Texto fornecido.
--- --- ---
Qual o conceito por trás das peças da exposição Paradise Dreams e como você as desenvolveu?
Meu trabalho é alimentado por sonhos lúcidos. Um sonho é uma combinação irrepetível de memória, imaginação e desejo. Paradise Dreams é uma coleção de sonhos e fantasias pessoais que relatam uma busca para o bizarro e o irracional. A veneração de deuses à imagem e semelhança de seres humanos e animais tem sido um atributo compartilhado de diferentes culturas e religiões desde a antiguidade até os nossos dias. O homem está apaixonado pela ideia de que entidades superiores – com características físicas curiosas e híbridas – pode revelar verdades universais. Ouro sempre foi o material usado para representar sua atração sobrenatural, irradiância, sacralidade.
Seu trabalho é marcado pelo humor, ludicidade e irreverência. Qual é a mensagem que você busca transmitir?
A vida é curta demais para ser vivida com tristeza, fazendo atividades chatas. Para mim, o design é uma ferramenta social que me ajuda na conexão com as pessoas mais diversas, tornando-me amigo íntimo de um tecelão na Índia rural e também de um multimilionário que mora em Manhattan. Amor, liberdade e felicidade são as mensagens. Esses são valores globais que podem unir pessoas de qualquer origem social e local.
Cerâmicas com desenhos de Cibic em exposição durante a DW! 2021
Cerâmicas com desenhos de Cibic em exposição durante a DW! 2021
É inevitável perguntar: em que medida seu tio Aldo influencia você e seu design? Houve muita pressão por conta disso no início de sua carreira?
Tanto o trabalho de Memphis quanto o de Aldo influenciam na minha prática diária. O trabalho de Aldo após o período de Memphis tornou-se a antítese de Memphis. Memphis pretendia criar produtos icônicos que surgissem na paisagem interior criando descontinuidade e falta de homogeneidade nas formas, cores e funções. Os produtos de Aldo pós-Memphis ficam suaves e arredondados, são itens icônicos, mas devem se integrar ao meio ambiente, não precisam prejudicar o espectador, são monocromáticos.
Qual a lição mais importante que você aprendeu com ele e sua “gangue” de Memphis?
Sottsass [Ettore Sottsass, membro fundador do grupo Memphis] fundou o Memphis quando tinha cerca de 60 anos e se tornou associado a um grupo de pessoas de 20 anos. A capacidade de criar tal movimento nessa idade e de dar total confiança aos jovens para dirigir uma empresa internacional é algo que me impressiona, e acredito que hoje ainda não aconteça com muita frequência. Ele criou um movimento ao qual você poderia se juntar facilmente. Aldo fez o mesmo comigo quando eu tinha 21 anos e produzi os vídeos e protótipos para um grande projeto da Bienal de Veneza. Ambos, Memphis e Aldo, têm corpos antropomórficos. Mas, na minha opinião, as peças de Aldo têm uma alma, enquanto Memphis tem itens muito rígidos e frios, como uma armadura.
--- --- ---
Extrato de dados.
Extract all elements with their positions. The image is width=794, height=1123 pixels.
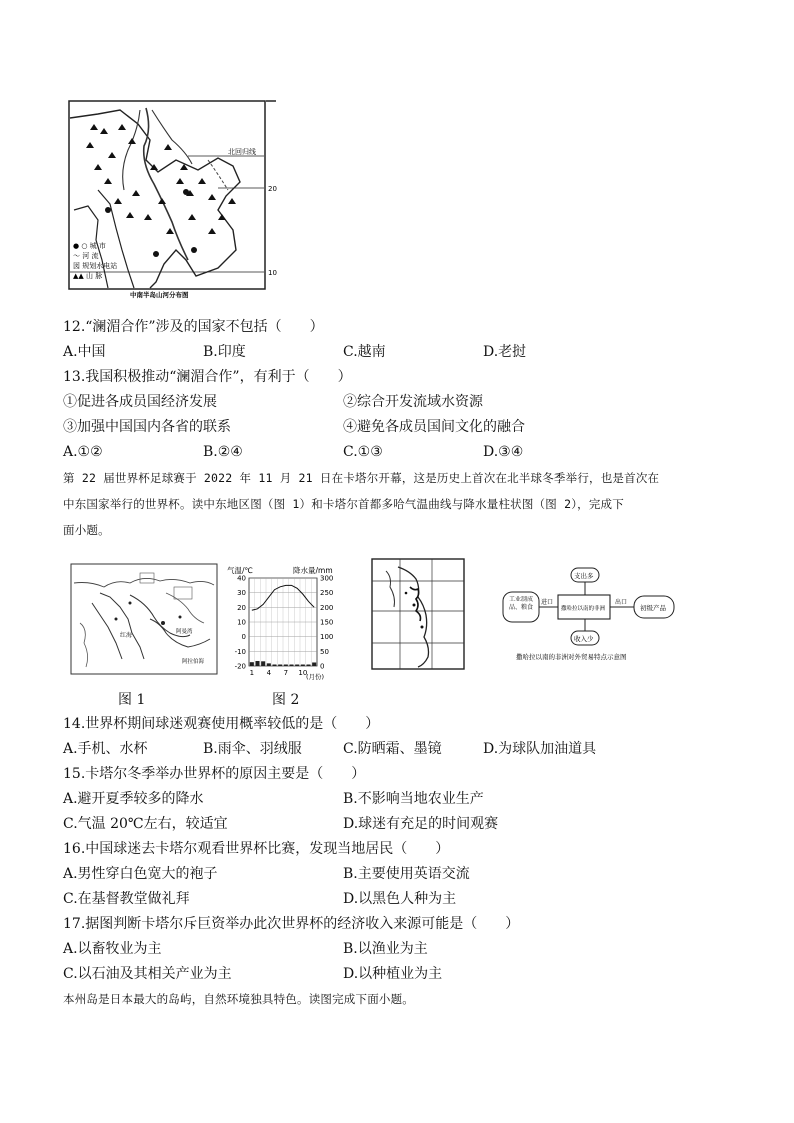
--- --- ---
Tarefa proposta 1.
Liste as mensagens que, segundo a entrevista sobre design, o trabalho procura transmitir.
Tarefa proposta 2.
Escreva a continuação da entrevista sobre design a partir da última frase apresentada.
As linhas não entram em nada do que se pede aqui.

Resposta da tarefa 1.
- Amor
- Liberdade
- Felicidade

Resposta da tarefa 2.
Um artista transmídia que trabalha com diversão de luxo. É assim que se define o italiano, famoso por mesclar funções, formas e cores múltiplas, em que o denominador comum é a alegria.
Um artista transmídia que trabalha com diversão de luxo. É assim que se define o italiano, famoso por mesclar funções, formas e cores múltiplas, em que o denominador comum é a alegria.
Aqui no Brasil, luxo significa sóbrio, neutro, todo branco, cinza ou bege. Muito parecido com o que os americanos gostam. Mas na Itália é tão diferente. Por que você acha que os italianos valorizam mais cores e diversão?
O que você fez para merecer uma casa triste, modesta e deprimente para ser descolada? Acredito que o design deve encorajar as pessoas a serem felizes, não esnobes.
Você visitou Supersalone e Fuorisalone este ano? Quais suas impressões?
Eu gostei. Este formato funcionou muito bem para as pequenas empresas que encontraram uma forma de emergir ao lado das grandes empresas, e para todas as grandes empresas que têm grandes showrooms ou lojas próprias em Milão ou em todo o mundo. Descobri muitas pequenas empresas e tive a oportunidade de falar diretamente com os seus chefes, porque ambos não nos distraímos com o FOMO [Fear of Missing Out, o famoso medo de não conseguir ver tudo] dos muitos eventos e pessoas a conhecer e com o habitual clima de circo que o Salone teve nos anos passados.
Uma das esculturas criadas por Cibic trazem o humor e o fantástico
Uma das esculturas criadas por Cibic trazem o humor e o fantástico
Vocês lançaram novas criações e produtos este ano?
Projetamos e abrimos a primeira loja na Europa, a da Jaipur Rugs, uma empresa social líder com 40 mil tecelões trabalhando nas áreas rurais mais remotas da Índia. Uma coleção de móveis chamada Nasca Booby, para a marca italiana Scapin e uma coleção de papéis de parede para a Texturae.
Em entrevista recente à nossa correspondente em Milão, Fernanda Massarotto, no Fuorisalone 2020, você destacou que era hora de repensar a fast culture. Você acha que a indústria e o setor de design também entenderam isso?
Na verdade, não, ainda não vejo muitas das melhores práticas de economia circular. Estou passando um dia por semana em instalações de resíduos para entender como os produtos são desmontados atualmente, a fim de entender como criar novos formatos de upcycling. A Europa está trabalhando em muitas diretrizes para regulamentar as produções e o uso de materiais, mas acredito que mais esforços devem ser feitos neste sentido. Os tecidos de composição mista, por exemplo, assim como o lixo digital, criam enormes volumes de lixo que não podem ser reciclados de forma alguma.
“O design deve encorajar as pessoas a serem felizes, não esnobes”, declara Matteo.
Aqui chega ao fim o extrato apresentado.